Dataset items:
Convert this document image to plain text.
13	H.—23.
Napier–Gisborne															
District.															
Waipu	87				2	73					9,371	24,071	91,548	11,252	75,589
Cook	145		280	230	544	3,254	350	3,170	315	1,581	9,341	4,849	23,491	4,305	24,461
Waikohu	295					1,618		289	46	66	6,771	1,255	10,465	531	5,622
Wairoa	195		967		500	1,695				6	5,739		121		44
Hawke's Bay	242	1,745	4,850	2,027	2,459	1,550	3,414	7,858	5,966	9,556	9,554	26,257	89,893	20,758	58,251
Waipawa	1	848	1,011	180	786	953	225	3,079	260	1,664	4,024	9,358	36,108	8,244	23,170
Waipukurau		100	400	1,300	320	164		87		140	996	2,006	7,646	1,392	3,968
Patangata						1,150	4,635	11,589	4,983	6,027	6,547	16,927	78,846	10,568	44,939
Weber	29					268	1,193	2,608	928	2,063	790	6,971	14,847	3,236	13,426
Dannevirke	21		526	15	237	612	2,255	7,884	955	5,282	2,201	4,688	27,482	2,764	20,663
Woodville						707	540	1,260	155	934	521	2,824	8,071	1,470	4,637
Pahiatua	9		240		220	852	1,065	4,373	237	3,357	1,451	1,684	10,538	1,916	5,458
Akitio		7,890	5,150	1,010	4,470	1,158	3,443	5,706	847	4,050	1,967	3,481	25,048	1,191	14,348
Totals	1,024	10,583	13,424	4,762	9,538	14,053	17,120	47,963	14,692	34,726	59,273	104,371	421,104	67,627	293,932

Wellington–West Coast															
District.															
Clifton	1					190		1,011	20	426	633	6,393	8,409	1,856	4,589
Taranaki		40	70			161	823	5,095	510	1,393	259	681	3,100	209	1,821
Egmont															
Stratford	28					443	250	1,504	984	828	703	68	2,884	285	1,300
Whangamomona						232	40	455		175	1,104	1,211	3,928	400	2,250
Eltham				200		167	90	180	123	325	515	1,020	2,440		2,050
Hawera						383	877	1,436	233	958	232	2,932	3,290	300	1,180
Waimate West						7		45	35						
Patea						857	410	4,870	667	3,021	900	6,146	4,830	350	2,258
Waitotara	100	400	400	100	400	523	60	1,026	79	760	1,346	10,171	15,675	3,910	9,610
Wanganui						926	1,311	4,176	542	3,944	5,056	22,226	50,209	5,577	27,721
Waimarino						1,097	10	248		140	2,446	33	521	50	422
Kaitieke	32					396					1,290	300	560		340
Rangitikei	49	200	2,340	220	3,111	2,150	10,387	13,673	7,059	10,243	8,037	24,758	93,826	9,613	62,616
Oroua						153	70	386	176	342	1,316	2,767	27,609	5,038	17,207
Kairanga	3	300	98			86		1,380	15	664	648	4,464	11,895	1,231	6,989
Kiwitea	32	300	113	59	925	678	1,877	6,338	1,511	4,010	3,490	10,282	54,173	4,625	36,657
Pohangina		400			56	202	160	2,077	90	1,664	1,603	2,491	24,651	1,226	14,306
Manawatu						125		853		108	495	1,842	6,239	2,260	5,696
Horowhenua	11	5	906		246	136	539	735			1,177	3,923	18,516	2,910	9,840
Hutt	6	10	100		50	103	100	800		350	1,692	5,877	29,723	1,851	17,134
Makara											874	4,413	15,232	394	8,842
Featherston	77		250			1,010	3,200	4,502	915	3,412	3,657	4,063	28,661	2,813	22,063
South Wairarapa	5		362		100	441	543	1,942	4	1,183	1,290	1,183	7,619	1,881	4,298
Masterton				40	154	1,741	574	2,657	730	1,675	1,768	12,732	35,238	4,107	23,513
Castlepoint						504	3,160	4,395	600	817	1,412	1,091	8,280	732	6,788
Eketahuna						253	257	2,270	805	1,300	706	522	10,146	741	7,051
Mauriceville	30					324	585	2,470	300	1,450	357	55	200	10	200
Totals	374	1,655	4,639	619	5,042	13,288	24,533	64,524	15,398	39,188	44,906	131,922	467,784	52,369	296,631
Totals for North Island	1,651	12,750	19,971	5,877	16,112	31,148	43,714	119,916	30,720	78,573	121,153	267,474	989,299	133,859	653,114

_GIVEN PROBLEM_
Copy each line of the data exactly, leaving nothing out.

_RESPONSE TO THE TASK_
Convert this document image to plain text.
13	H.—23.
Napier–Gisborne															
District.															
Waipu	87				2	73					9,371	24,071	91,548	11,252	75,589
Cook	145		280	230	544	3,254	350	3,170	315	1,581	9,341	4,849	23,491	4,305	24,461
Waikohu	295					1,618		289	46	66	6,771	1,255	10,465	531	5,622
Wairoa	195		967		500	1,695				6	5,739		121		44
Hawke's Bay	242	1,745	4,850	2,027	2,459	1,550	3,414	7,858	5,966	9,556	9,554	26,257	89,893	20,758	58,251
Waipawa	1	848	1,011	180	786	953	225	3,079	260	1,664	4,024	9,358	36,108	8,244	23,170
Waipukurau		100	400	1,300	320	164		87		140	996	2,006	7,646	1,392	3,968
Patangata						1,150	4,635	11,589	4,983	6,027	6,547	16,927	78,846	10,568	44,939
Weber	29					268	1,193	2,608	928	2,063	790	6,971	14,847	3,236	13,426
Dannevirke	21		526	15	237	612	2,255	7,884	955	5,282	2,201	4,688	27,482	2,764	20,663
Woodville						707	540	1,260	155	934	521	2,824	8,071	1,470	4,637
Pahiatua	9		240		220	852	1,065	4,373	237	3,357	1,451	1,684	10,538	1,916	5,458
Akitio		7,890	5,150	1,010	4,470	1,158	3,443	5,706	847	4,050	1,967	3,481	25,048	1,191	14,348
Totals	1,024	10,583	13,424	4,762	9,538	14,053	17,120	47,963	14,692	34,726	59,273	104,371	421,104	67,627	293,932

Wellington–West Coast															
District.															
Clifton	1					190		1,011	20	426	633	6,393	8,409	1,856	4,589
Taranaki		40	70			161	823	5,095	510	1,393	259	681	3,100	209	1,821
Egmont															
Stratford	28					443	250	1,504	984	828	703	68	2,884	285	1,300
Whangamomona						232	40	455		175	1,104	1,211	3,928	400	2,250
Eltham				200		167	90	180	123	325	515	1,020	2,440		2,050
Hawera						383	877	1,436	233	958	232	2,932	3,290	300	1,180
Waimate West						7		45	35						
Patea						857	410	4,870	667	3,021	900	6,146	4,830	350	2,258
Waitotara	100	400	400	100	400	523	60	1,026	79	760	1,346	10,171	15,675	3,910	9,610
Wanganui						926	1,311	4,176	542	3,944	5,056	22,226	50,209	5,577	27,721
Waimarino						1,097	10	248		140	2,446	33	521	50	422
Kaitieke	32					396					1,290	300	560		340
Rangitikei	49	200	2,340	220	3,111	2,150	10,387	13,673	7,059	10,243	8,037	24,758	93,826	9,613	62,616
Oroua						153	70	386	176	342	1,316	2,767	27,609	5,038	17,207
Kairanga	3	300	98			86		1,380	15	664	648	4,464	11,895	1,231	6,989
Kiwitea	32	300	113	59	925	678	1,877	6,338	1,511	4,010	3,490	10,282	54,173	4,625	36,657
Pohangina		400			56	202	160	2,077	90	1,664	1,603	2,491	24,651	1,226	14,306
Manawatu						125		853		108	495	1,842	6,239	2,260	5,696
Horowhenua	11	5	906		246	136	539	735			1,177	3,923	18,516	2,910	9,840
Hutt	6	10	100		50	103	100	800		350	1,692	5,877	29,723	1,851	17,134
Makara											874	4,413	15,232	394	8,842
Featherston	77		250			1,010	3,200	4,502	915	3,412	3,657	4,063	28,661	2,813	22,063
South Wairarapa	5		362		100	441	543	1,942	4	1,183	1,290	1,183	7,619	1,881	4,298
Masterton				40	154	1,741	574	2,657	730	1,675	1,768	12,732	35,238	4,107	23,513
Castlepoint						504	3,160	4,395	600	817	1,412	1,091	8,280	732	6,788
Eketahuna						253	257	2,270	805	1,300	706	522	10,146	741	7,051
Mauriceville	30					324	585	2,470	300	1,450	357	55	200	10	200
Totals	374	1,655	4,639	619	5,042	13,288	24,533	64,524	15,398	39,188	44,906	131,922	467,784	52,369	296,631
Totals for North Island	1,651	12,750	19,971	5,877	16,112	31,148	43,714	119,916	30,720	78,573	121,153	267,474	989,299	133,859	653,114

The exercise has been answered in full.